- Direction:
Leave out the pictures and copy the remaining records exactly.

--- Start of Provided records ---

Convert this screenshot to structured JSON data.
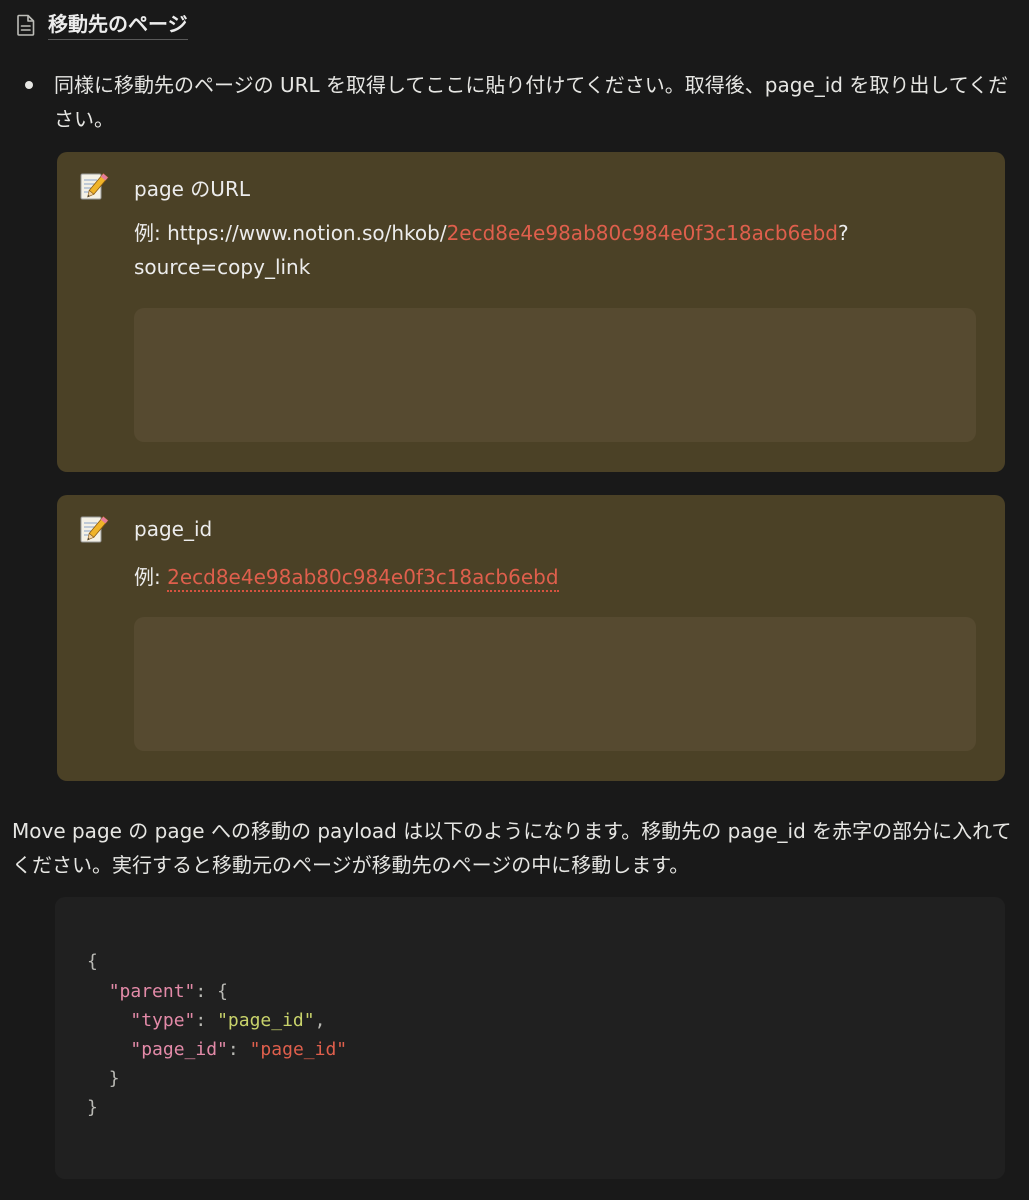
{
  "page_link": {
    "icon": "page-document-icon",
    "title": "移動先のページ"
  },
  "bullet": {
    "text": "同様に移動先のページの URL を取得してここに貼り付けてください。取得後、page_id を取り出してください。"
  },
  "callout_url": {
    "icon": "memo-pencil-icon",
    "heading": "page のURL",
    "example_prefix": "例: https://www.notion.so/hkob/",
    "example_id": "2ecd8e4e98ab80c984e0f3c18acb6ebd",
    "example_suffix": "?source=copy_link",
    "input_value": ""
  },
  "callout_page_id": {
    "icon": "memo-pencil-icon",
    "heading": "page_id",
    "example_prefix": "例: ",
    "example_id": "2ecd8e4e98ab80c984e0f3c18acb6ebd",
    "input_value": ""
  },
  "paragraph": {
    "text": "Move page の page への移動の payload は以下のようになります。移動先の page_id を赤字の部分に入れてください。実行すると移動元のページが移動先のページの中に移動します。"
  },
  "code": {
    "open_brace": "{",
    "parent_key": "\"parent\"",
    "type_key": "\"type\"",
    "type_value": "\"page_id\"",
    "page_id_key": "\"page_id\"",
    "page_id_value": "\"page_id\"",
    "inner_close": "}",
    "outer_close": "}"
  },
  "colors": {
    "background": "#191919",
    "callout_bg": "#4b4126",
    "input_bg": "#564a30",
    "code_bg": "#202020",
    "red_text": "#df5f4c",
    "code_key": "#e38aa8",
    "code_string": "#c9d36b"
  }
}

--- End of Provided records ---

- Task solution:
Convert this screenshot to structured JSON data.
{
  "page_link": {
    "icon": "page-document-icon",
    "title": "移動先のページ"
  },
  "bullet": {
    "text": "同様に移動先のページの URL を取得してここに貼り付けてください。取得後、page_id を取り出してください。"
  },
  "callout_url": {
    "icon": "memo-pencil-icon",
    "heading": "page のURL",
    "example_prefix": "例: https://www.notion.so/hkob/",
    "example_id": "2ecd8e4e98ab80c984e0f3c18acb6ebd",
    "example_suffix": "?source=copy_link",
    "input_value": ""
  },
  "callout_page_id": {
    "icon": "memo-pencil-icon",
    "heading": "page_id",
    "example_prefix": "例: ",
    "example_id": "2ecd8e4e98ab80c984e0f3c18acb6ebd",
    "input_value": ""
  },
  "paragraph": {
    "text": "Move page の page への移動の payload は以下のようになります。移動先の page_id を赤字の部分に入れてください。実行すると移動元のページが移動先のページの中に移動します。"
  },
  "code": {
    "open_brace": "{",
    "parent_key": "\"parent\"",
    "type_key": "\"type\"",
    "type_value": "\"page_id\"",
    "page_id_key": "\"page_id\"",
    "page_id_value": "\"page_id\"",
    "inner_close": "}",
    "outer_close": "}"
  },
  "colors": {
    "background": "#191919",
    "callout_bg": "#4b4126",
    "input_bg": "#564a30",
    "code_bg": "#202020",
    "red_text": "#df5f4c",
    "code_key": "#e38aa8",
    "code_string": "#c9d36b"
  }
}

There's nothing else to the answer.